*Directions for this task*
Leaving out all images, write out the records that follow exactly.

┌──

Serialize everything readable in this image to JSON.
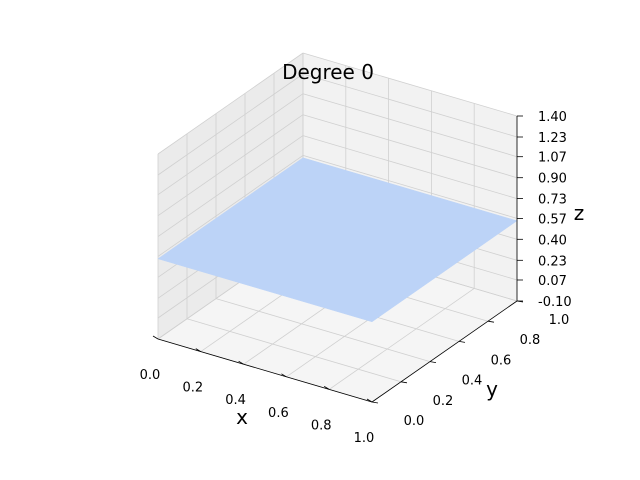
{
  "chart_data": {
    "type": "surface",
    "title": "Degree 0",
    "xlabel": "x",
    "ylabel": "y",
    "zlabel": "z",
    "xlim": [
      0.0,
      1.0
    ],
    "ylim": [
      0.0,
      1.0
    ],
    "zlim": [
      -0.1,
      1.4
    ],
    "x_ticks": [
      "0.0",
      "0.2",
      "0.4",
      "0.6",
      "0.8",
      "1.0"
    ],
    "y_ticks": [
      "0.0",
      "0.2",
      "0.4",
      "0.6",
      "0.8",
      "1.0"
    ],
    "z_ticks": [
      "-0.10",
      "0.07",
      "0.23",
      "0.40",
      "0.57",
      "0.73",
      "0.90",
      "1.07",
      "1.23",
      "1.40"
    ],
    "surface": {
      "x": [
        0.0,
        1.0
      ],
      "y": [
        0.0,
        1.0
      ],
      "z": [
        [
          0.55,
          0.55
        ],
        [
          0.55,
          0.55
        ]
      ]
    },
    "grid": true,
    "colors": {
      "surface": "#bcd3f7",
      "pane_back": "#f2f2f2",
      "pane_side": "#ebebeb",
      "pane_floor": "#f5f5f5",
      "grid": "#d0d0d0"
    }
  }
}
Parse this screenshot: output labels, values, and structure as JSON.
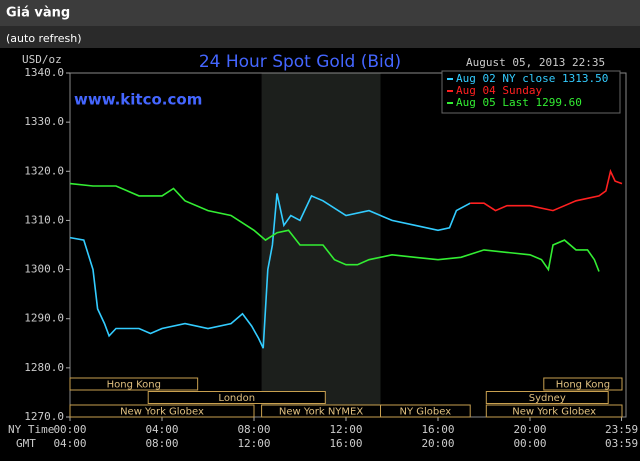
{
  "header": {
    "title": "Giá vàng",
    "subtitle": "(auto refresh)"
  },
  "chart_data": {
    "type": "line",
    "title": "24 Hour Spot Gold (Bid)",
    "watermark": "www.kitco.com",
    "timestamp": "August 05, 2013 22:35",
    "y_label": "USD/oz",
    "x_label": "NY Time",
    "x2_label": "GMT",
    "xlim": [
      0,
      24
    ],
    "ylim": [
      1270,
      1340
    ],
    "yticks": [
      {
        "value": 1340,
        "label": "1340.0"
      },
      {
        "value": 1330,
        "label": "1330.0"
      },
      {
        "value": 1320,
        "label": "1320.0"
      },
      {
        "value": 1310,
        "label": "1310.0"
      },
      {
        "value": 1300,
        "label": "1300.0"
      },
      {
        "value": 1290,
        "label": "1290.0"
      },
      {
        "value": 1280,
        "label": "1280.0"
      },
      {
        "value": 1270,
        "label": "1270.0"
      }
    ],
    "xticks": [
      {
        "value": 0,
        "label": "00:00"
      },
      {
        "value": 4,
        "label": "04:00"
      },
      {
        "value": 8,
        "label": "08:00"
      },
      {
        "value": 12,
        "label": "12:00"
      },
      {
        "value": 16,
        "label": "16:00"
      },
      {
        "value": 20,
        "label": "20:00"
      },
      {
        "value": 23.98,
        "label": "23:59"
      }
    ],
    "x2ticks": [
      {
        "value": 0,
        "label": "04:00"
      },
      {
        "value": 4,
        "label": "08:00"
      },
      {
        "value": 8,
        "label": "12:00"
      },
      {
        "value": 12,
        "label": "16:00"
      },
      {
        "value": 16,
        "label": "20:00"
      },
      {
        "value": 20,
        "label": "00:00"
      },
      {
        "value": 23.98,
        "label": "03:59"
      }
    ],
    "highlight": [
      8.33,
      13.5
    ],
    "series": [
      {
        "name": "Aug 02 NY close 1313.50",
        "color": "#33ccff",
        "x": [
          0,
          0.6,
          1,
          1.2,
          1.5,
          1.7,
          2,
          3,
          3.5,
          4,
          5,
          6,
          7,
          7.5,
          7.9,
          8.2,
          8.4,
          8.6,
          8.8,
          9,
          9.3,
          9.6,
          10,
          10.5,
          11,
          12,
          13,
          14,
          15,
          16,
          16.5,
          16.8,
          17.4
        ],
        "values": [
          1306.5,
          1306,
          1300,
          1292,
          1289,
          1286.5,
          1288,
          1288,
          1287,
          1288,
          1289,
          1288,
          1289,
          1291,
          1288.5,
          1286,
          1284,
          1300,
          1305,
          1315.5,
          1309,
          1311,
          1310,
          1315,
          1314,
          1311,
          1312,
          1310,
          1309,
          1308,
          1308.5,
          1312,
          1313.5
        ]
      },
      {
        "name": "Aug 04 Sunday",
        "color": "#ff2020",
        "x": [
          17.4,
          18,
          18.5,
          19,
          20,
          21,
          21.5,
          22,
          23,
          23.3,
          23.5,
          23.7,
          24
        ],
        "values": [
          1313.5,
          1313.5,
          1312,
          1313,
          1313,
          1312,
          1313,
          1314,
          1315,
          1316,
          1320,
          1318,
          1317.5
        ]
      },
      {
        "name": "Aug 05 Last 1299.60",
        "color": "#33ee33",
        "x": [
          0,
          1,
          2,
          3,
          4,
          4.5,
          5,
          6,
          7,
          8,
          8.5,
          9,
          9.5,
          10,
          11,
          11.5,
          12,
          12.5,
          13,
          14,
          15,
          16,
          17,
          18,
          19,
          20,
          20.5,
          20.8,
          21,
          21.5,
          22,
          22.5,
          22.8,
          23
        ],
        "values": [
          1317.5,
          1317,
          1317,
          1315,
          1315,
          1316.5,
          1314,
          1312,
          1311,
          1308,
          1306,
          1307.5,
          1308,
          1305,
          1305,
          1302,
          1301,
          1301,
          1302,
          1303,
          1302.5,
          1302,
          1302.5,
          1304,
          1303.5,
          1303,
          1302,
          1300,
          1305,
          1306,
          1304,
          1304,
          1302,
          1299.6
        ]
      }
    ],
    "session_rows": [
      [
        {
          "label": "Hong Kong",
          "start": 0,
          "end": 5.55
        },
        {
          "label": "Hong Kong",
          "start": 20.6,
          "end": 24
        }
      ],
      [
        {
          "label": "London",
          "start": 3.4,
          "end": 11.1
        },
        {
          "label": "Sydney",
          "start": 18.1,
          "end": 23.4
        }
      ],
      [
        {
          "label": "New York Globex",
          "start": 0,
          "end": 8
        },
        {
          "label": "New York NYMEX",
          "start": 8.33,
          "end": 13.5
        },
        {
          "label": "NY Globex",
          "start": 13.5,
          "end": 17.4
        },
        {
          "label": "New York Globex",
          "start": 18.1,
          "end": 24
        }
      ]
    ]
  }
}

└──

*Written solution*
Serialize everything readable in this image to JSON.
{
  "chart_data": {
    "type": "surface",
    "title": "Degree 0",
    "xlabel": "x",
    "ylabel": "y",
    "zlabel": "z",
    "xlim": [
      0.0,
      1.0
    ],
    "ylim": [
      0.0,
      1.0
    ],
    "zlim": [
      -0.1,
      1.4
    ],
    "x_ticks": [
      "0.0",
      "0.2",
      "0.4",
      "0.6",
      "0.8",
      "1.0"
    ],
    "y_ticks": [
      "0.0",
      "0.2",
      "0.4",
      "0.6",
      "0.8",
      "1.0"
    ],
    "z_ticks": [
      "-0.10",
      "0.07",
      "0.23",
      "0.40",
      "0.57",
      "0.73",
      "0.90",
      "1.07",
      "1.23",
      "1.40"
    ],
    "surface": {
      "x": [
        0.0,
        1.0
      ],
      "y": [
        0.0,
        1.0
      ],
      "z": [
        [
          0.55,
          0.55
        ],
        [
          0.55,
          0.55
        ]
      ]
    },
    "grid": true,
    "colors": {
      "surface": "#bcd3f7",
      "pane_back": "#f2f2f2",
      "pane_side": "#ebebeb",
      "pane_floor": "#f5f5f5",
      "grid": "#d0d0d0"
    }
  }
}
Parse this screenshot: output labels, values, and structure as JSON.
{
  "header": {
    "title": "Giá vàng",
    "subtitle": "(auto refresh)"
  },
  "chart_data": {
    "type": "line",
    "title": "24 Hour Spot Gold (Bid)",
    "watermark": "www.kitco.com",
    "timestamp": "August 05, 2013 22:35",
    "y_label": "USD/oz",
    "x_label": "NY Time",
    "x2_label": "GMT",
    "xlim": [
      0,
      24
    ],
    "ylim": [
      1270,
      1340
    ],
    "yticks": [
      {
        "value": 1340,
        "label": "1340.0"
      },
      {
        "value": 1330,
        "label": "1330.0"
      },
      {
        "value": 1320,
        "label": "1320.0"
      },
      {
        "value": 1310,
        "label": "1310.0"
      },
      {
        "value": 1300,
        "label": "1300.0"
      },
      {
        "value": 1290,
        "label": "1290.0"
      },
      {
        "value": 1280,
        "label": "1280.0"
      },
      {
        "value": 1270,
        "label": "1270.0"
      }
    ],
    "xticks": [
      {
        "value": 0,
        "label": "00:00"
      },
      {
        "value": 4,
        "label": "04:00"
      },
      {
        "value": 8,
        "label": "08:00"
      },
      {
        "value": 12,
        "label": "12:00"
      },
      {
        "value": 16,
        "label": "16:00"
      },
      {
        "value": 20,
        "label": "20:00"
      },
      {
        "value": 23.98,
        "label": "23:59"
      }
    ],
    "x2ticks": [
      {
        "value": 0,
        "label": "04:00"
      },
      {
        "value": 4,
        "label": "08:00"
      },
      {
        "value": 8,
        "label": "12:00"
      },
      {
        "value": 12,
        "label": "16:00"
      },
      {
        "value": 16,
        "label": "20:00"
      },
      {
        "value": 20,
        "label": "00:00"
      },
      {
        "value": 23.98,
        "label": "03:59"
      }
    ],
    "highlight": [
      8.33,
      13.5
    ],
    "series": [
      {
        "name": "Aug 02 NY close 1313.50",
        "color": "#33ccff",
        "x": [
          0,
          0.6,
          1,
          1.2,
          1.5,
          1.7,
          2,
          3,
          3.5,
          4,
          5,
          6,
          7,
          7.5,
          7.9,
          8.2,
          8.4,
          8.6,
          8.8,
          9,
          9.3,
          9.6,
          10,
          10.5,
          11,
          12,
          13,
          14,
          15,
          16,
          16.5,
          16.8,
          17.4
        ],
        "values": [
          1306.5,
          1306,
          1300,
          1292,
          1289,
          1286.5,
          1288,
          1288,
          1287,
          1288,
          1289,
          1288,
          1289,
          1291,
          1288.5,
          1286,
          1284,
          1300,
          1305,
          1315.5,
          1309,
          1311,
          1310,
          1315,
          1314,
          1311,
          1312,
          1310,
          1309,
          1308,
          1308.5,
          1312,
          1313.5
        ]
      },
      {
        "name": "Aug 04 Sunday",
        "color": "#ff2020",
        "x": [
          17.4,
          18,
          18.5,
          19,
          20,
          21,
          21.5,
          22,
          23,
          23.3,
          23.5,
          23.7,
          24
        ],
        "values": [
          1313.5,
          1313.5,
          1312,
          1313,
          1313,
          1312,
          1313,
          1314,
          1315,
          1316,
          1320,
          1318,
          1317.5
        ]
      },
      {
        "name": "Aug 05 Last 1299.60",
        "color": "#33ee33",
        "x": [
          0,
          1,
          2,
          3,
          4,
          4.5,
          5,
          6,
          7,
          8,
          8.5,
          9,
          9.5,
          10,
          11,
          11.5,
          12,
          12.5,
          13,
          14,
          15,
          16,
          17,
          18,
          19,
          20,
          20.5,
          20.8,
          21,
          21.5,
          22,
          22.5,
          22.8,
          23
        ],
        "values": [
          1317.5,
          1317,
          1317,
          1315,
          1315,
          1316.5,
          1314,
          1312,
          1311,
          1308,
          1306,
          1307.5,
          1308,
          1305,
          1305,
          1302,
          1301,
          1301,
          1302,
          1303,
          1302.5,
          1302,
          1302.5,
          1304,
          1303.5,
          1303,
          1302,
          1300,
          1305,
          1306,
          1304,
          1304,
          1302,
          1299.6
        ]
      }
    ],
    "session_rows": [
      [
        {
          "label": "Hong Kong",
          "start": 0,
          "end": 5.55
        },
        {
          "label": "Hong Kong",
          "start": 20.6,
          "end": 24
        }
      ],
      [
        {
          "label": "London",
          "start": 3.4,
          "end": 11.1
        },
        {
          "label": "Sydney",
          "start": 18.1,
          "end": 23.4
        }
      ],
      [
        {
          "label": "New York Globex",
          "start": 0,
          "end": 8
        },
        {
          "label": "New York NYMEX",
          "start": 8.33,
          "end": 13.5
        },
        {
          "label": "NY Globex",
          "start": 13.5,
          "end": 17.4
        },
        {
          "label": "New York Globex",
          "start": 18.1,
          "end": 24
        }
      ]
    ]
  }
}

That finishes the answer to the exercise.